BEGIN PROVIDED DATA

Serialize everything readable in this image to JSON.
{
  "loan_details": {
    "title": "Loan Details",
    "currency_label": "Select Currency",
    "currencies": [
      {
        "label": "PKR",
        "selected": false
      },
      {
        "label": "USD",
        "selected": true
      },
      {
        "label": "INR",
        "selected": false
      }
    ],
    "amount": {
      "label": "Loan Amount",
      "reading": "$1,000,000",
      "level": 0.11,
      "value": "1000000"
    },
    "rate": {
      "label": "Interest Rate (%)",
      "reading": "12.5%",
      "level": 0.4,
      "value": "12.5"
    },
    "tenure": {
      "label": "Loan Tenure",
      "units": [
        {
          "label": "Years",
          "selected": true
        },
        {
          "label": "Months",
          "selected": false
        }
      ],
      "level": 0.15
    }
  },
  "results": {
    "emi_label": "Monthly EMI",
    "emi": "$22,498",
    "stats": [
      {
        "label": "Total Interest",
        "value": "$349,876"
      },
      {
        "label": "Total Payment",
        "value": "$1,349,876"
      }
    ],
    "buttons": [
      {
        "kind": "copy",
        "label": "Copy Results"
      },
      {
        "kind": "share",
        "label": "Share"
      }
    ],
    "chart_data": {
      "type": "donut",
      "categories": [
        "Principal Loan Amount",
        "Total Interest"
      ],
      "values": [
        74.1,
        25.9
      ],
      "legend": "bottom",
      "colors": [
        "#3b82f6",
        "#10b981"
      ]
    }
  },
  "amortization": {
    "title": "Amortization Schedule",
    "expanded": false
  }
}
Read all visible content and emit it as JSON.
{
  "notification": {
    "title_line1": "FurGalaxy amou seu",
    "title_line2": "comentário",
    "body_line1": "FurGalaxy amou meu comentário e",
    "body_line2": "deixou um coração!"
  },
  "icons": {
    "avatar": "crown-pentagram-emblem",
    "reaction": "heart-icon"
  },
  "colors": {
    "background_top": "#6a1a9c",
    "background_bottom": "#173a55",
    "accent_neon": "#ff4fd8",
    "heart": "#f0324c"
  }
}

END PROVIDED DATA

**STATED GOAL:**
Print all of the entries again, exactly as written.

**FULL SOLUTION:**
Serialize everything readable in this image to JSON.
{
  "loan_details": {
    "title": "Loan Details",
    "currency_label": "Select Currency",
    "currencies": [
      {
        "label": "PKR",
        "selected": false
      },
      {
        "label": "USD",
        "selected": true
      },
      {
        "label": "INR",
        "selected": false
      }
    ],
    "amount": {
      "label": "Loan Amount",
      "reading": "$1,000,000",
      "level": 0.11,
      "value": "1000000"
    },
    "rate": {
      "label": "Interest Rate (%)",
      "reading": "12.5%",
      "level": 0.4,
      "value": "12.5"
    },
    "tenure": {
      "label": "Loan Tenure",
      "units": [
        {
          "label": "Years",
          "selected": true
        },
        {
          "label": "Months",
          "selected": false
        }
      ],
      "level": 0.15
    }
  },
  "results": {
    "emi_label": "Monthly EMI",
    "emi": "$22,498",
    "stats": [
      {
        "label": "Total Interest",
        "value": "$349,876"
      },
      {
        "label": "Total Payment",
        "value": "$1,349,876"
      }
    ],
    "buttons": [
      {
        "kind": "copy",
        "label": "Copy Results"
      },
      {
        "kind": "share",
        "label": "Share"
      }
    ],
    "chart_data": {
      "type": "donut",
      "categories": [
        "Principal Loan Amount",
        "Total Interest"
      ],
      "values": [
        74.1,
        25.9
      ],
      "legend": "bottom",
      "colors": [
        "#3b82f6",
        "#10b981"
      ]
    }
  },
  "amortization": {
    "title": "Amortization Schedule",
    "expanded": false
  }
}
Read all visible content and emit it as JSON.
{
  "notification": {
    "title_line1": "FurGalaxy amou seu",
    "title_line2": "comentário",
    "body_line1": "FurGalaxy amou meu comentário e",
    "body_line2": "deixou um coração!"
  },
  "icons": {
    "avatar": "crown-pentagram-emblem",
    "reaction": "heart-icon"
  },
  "colors": {
    "background_top": "#6a1a9c",
    "background_bottom": "#173a55",
    "accent_neon": "#ff4fd8",
    "heart": "#f0324c"
  }
}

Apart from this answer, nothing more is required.